## EXCERPT TO READ
Kate Hutcheson, Ph.D. I mean, you certainly sort of summarized it briefly in the right way, which is I'm a speech pathologist and the first thing I'm going to focus on for a patient going through head and neck radiation is how to help the patient preserve their swallow function. And this sort of overriding philosophy that we use in that space is this concept of use it or lose it. And that idea is just to keep the throat muscles, keep the swallowing muscles active through the process to preserve their function. We know that there are, as you know, sort of unavoidable injuries to the tissues, the muscles, the nerves, the soft tissue in the swallowing system that can make swallowing painful, can make swallowing slow or weak. But the concept of use it or lose it is that we don't want to layer on top of that unnecessary loss of function from disuse, right? Like I often use with a patient, the arm in a cast analogy, if you've ever had your in a cast or a kid in your household with an arm in a cast, when you take that cast off, there's visible atrophy and loss of function just because that muscle has been immobilized. And so the idea with our supportive care is preparing the patient with that mindset of keeping the system active throughout their therapy. That's what they can do. That's the way we can empower them to have an influence on their outcome, their results.  


Clifton David (Dave) Fuller, M.D., Ph.D. I guess, you know, one thing, Kate, I'd wanna, you know, highlight that you just mentioned there is how far that philosophy is, which you've just raised from what I was trained with.

## WHAT IS EXPECTED
Please resume the conversation about preserving swallow function during head and neck radiation, starting right after its final sentence.

Document layout analysis data:
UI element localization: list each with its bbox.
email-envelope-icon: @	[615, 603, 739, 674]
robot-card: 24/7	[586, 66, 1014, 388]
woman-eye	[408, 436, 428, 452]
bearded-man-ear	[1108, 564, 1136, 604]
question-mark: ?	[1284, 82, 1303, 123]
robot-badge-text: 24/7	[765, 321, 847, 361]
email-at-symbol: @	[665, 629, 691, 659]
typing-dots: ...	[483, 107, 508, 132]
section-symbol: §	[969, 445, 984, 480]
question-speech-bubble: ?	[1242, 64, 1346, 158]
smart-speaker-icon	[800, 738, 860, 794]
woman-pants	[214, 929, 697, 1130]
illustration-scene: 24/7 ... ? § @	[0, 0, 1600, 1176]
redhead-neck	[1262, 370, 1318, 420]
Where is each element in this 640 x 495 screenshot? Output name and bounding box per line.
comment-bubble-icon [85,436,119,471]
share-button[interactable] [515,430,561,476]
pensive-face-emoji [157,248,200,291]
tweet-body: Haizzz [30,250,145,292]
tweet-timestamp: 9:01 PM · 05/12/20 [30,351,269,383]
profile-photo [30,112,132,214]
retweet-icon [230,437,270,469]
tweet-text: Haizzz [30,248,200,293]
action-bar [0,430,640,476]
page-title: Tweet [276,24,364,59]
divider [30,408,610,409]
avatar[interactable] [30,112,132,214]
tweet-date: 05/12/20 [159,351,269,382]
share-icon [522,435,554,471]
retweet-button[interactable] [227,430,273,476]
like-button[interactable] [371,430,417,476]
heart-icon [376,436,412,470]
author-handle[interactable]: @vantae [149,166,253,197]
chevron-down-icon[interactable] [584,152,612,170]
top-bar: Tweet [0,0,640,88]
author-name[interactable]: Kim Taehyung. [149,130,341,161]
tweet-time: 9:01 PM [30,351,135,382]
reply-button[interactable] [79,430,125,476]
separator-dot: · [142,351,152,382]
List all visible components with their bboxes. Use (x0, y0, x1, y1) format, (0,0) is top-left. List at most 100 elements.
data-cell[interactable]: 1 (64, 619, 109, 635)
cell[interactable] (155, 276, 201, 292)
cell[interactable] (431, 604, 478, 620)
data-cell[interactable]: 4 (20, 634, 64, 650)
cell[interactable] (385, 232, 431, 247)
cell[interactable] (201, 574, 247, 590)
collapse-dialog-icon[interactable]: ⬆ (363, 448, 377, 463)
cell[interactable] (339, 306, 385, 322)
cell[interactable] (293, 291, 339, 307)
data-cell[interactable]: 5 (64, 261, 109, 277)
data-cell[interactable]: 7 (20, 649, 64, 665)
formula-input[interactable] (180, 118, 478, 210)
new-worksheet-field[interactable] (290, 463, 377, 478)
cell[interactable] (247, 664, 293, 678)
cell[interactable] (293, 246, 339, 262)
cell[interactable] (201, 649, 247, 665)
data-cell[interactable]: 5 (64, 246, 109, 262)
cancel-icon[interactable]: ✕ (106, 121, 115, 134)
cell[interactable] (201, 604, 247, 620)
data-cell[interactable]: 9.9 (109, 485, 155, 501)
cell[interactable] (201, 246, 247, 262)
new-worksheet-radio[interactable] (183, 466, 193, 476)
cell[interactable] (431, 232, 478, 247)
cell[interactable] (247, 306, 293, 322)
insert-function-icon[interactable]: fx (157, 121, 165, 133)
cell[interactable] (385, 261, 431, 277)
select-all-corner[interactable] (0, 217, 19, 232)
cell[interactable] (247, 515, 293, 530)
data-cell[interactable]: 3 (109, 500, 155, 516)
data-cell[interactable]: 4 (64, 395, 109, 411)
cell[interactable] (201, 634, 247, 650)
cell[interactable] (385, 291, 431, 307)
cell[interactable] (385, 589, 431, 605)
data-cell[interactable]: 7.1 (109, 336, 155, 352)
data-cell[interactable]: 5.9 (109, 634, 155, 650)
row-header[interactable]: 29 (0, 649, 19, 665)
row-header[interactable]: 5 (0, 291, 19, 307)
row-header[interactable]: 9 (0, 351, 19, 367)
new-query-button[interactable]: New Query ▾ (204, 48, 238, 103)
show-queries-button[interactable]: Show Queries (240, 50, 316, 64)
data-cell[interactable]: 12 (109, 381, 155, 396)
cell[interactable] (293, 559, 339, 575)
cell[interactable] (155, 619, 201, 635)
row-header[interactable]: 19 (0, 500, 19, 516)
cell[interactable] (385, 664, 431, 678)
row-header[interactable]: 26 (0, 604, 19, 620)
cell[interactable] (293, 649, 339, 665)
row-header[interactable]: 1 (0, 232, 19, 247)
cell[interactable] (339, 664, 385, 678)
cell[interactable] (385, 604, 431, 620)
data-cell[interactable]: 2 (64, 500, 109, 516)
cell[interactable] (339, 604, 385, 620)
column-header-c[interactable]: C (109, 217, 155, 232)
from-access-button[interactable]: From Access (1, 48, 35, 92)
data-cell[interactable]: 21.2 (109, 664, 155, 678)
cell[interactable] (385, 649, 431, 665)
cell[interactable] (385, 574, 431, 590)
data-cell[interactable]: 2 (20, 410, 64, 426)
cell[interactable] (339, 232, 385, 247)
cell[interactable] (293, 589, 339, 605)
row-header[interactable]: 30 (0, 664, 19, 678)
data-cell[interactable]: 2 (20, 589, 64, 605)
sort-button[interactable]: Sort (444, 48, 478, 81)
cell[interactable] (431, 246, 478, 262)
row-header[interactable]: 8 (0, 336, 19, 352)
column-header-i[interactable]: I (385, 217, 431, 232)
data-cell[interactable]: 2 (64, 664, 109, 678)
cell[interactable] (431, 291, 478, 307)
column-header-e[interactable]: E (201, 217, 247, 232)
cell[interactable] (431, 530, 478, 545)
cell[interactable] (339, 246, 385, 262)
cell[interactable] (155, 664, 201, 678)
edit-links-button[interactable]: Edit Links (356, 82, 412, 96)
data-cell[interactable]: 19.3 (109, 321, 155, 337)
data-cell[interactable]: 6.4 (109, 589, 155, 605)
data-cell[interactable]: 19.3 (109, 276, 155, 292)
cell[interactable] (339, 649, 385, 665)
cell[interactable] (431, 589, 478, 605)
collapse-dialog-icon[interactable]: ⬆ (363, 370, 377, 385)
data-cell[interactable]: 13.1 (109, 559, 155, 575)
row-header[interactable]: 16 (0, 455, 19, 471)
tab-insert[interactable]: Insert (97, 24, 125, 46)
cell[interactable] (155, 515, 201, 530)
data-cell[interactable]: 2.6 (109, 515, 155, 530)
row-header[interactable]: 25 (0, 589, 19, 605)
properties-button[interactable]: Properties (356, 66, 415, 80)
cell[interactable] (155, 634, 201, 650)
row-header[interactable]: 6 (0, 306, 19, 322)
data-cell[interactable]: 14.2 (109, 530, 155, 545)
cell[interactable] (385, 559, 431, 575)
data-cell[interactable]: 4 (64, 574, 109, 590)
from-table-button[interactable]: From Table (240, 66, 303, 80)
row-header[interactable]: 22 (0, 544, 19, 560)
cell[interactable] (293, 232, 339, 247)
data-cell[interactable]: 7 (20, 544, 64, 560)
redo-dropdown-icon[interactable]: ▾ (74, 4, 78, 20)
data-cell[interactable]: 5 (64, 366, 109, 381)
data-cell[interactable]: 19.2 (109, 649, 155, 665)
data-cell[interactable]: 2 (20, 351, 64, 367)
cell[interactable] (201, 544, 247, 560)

## TASK OUTPUT
Kate Hutcheson, Ph.D. Yeah.  


Clifton David (Dave) Fuller, M.D., Ph.D. You know, 15 years ago and I think in many places today, there was this philosophy that, well, patients are just not gonna be able to swallow during therapy. The side effects from the radiation acutely in terms of irritation of the mucus membranes are gonna be too severe. Let's just put a feeding tube in everybody.  


Kate Hutcheson, Ph.D. Right.  


Clifton David (Dave) Fuller, M.D., Ph.D. Let's just make sure that everyone has a feeding tube so that they don't have to swallow because we won't be able to get them to. Can you just kind of sidetrack for a second and talk about how we've moved to your philosophy where the goal is really this preservation of this function and not just kind of a nihilism about everyone's gonna need a feeding tube.  


Kate Hutcheson, Ph.D. Yeah, I mean, I think there's two elements in the way that we support patients that have evolved in the 20 years I've been here doing this. And one surrounds feeding or eating through radiation, and the other is around the role of sort of exercising the swallow systems. Those are sort of questions at the heart of the PRO-ACTIVE trial that we collaborate on. Let's start with the feeding and eating. When I started here, when we started here, about 70% of patients going through head neck radiotherapy would have a feeding tube inserted early in the course of that treatment or even before the treatment with the idea that they wouldn't be able to eat through their treatment. And over time, we have really moved toward more of a reactive model of inserting feeding tubes, as you know, to try to promote ongoing swallowing activity. A key element of that, in my opinion, is making sure that we know going into the radiation treatment that the swallowing system is intact to achieve that goal. And so we partner and collaborate, as you know, a lot on making sure that patients get a swallow evaluation before their radiation treatment even starts.  


Clifton David (Dave) Fuller, M.D., Ph.D. That baseline assessment to know where we are before we get started.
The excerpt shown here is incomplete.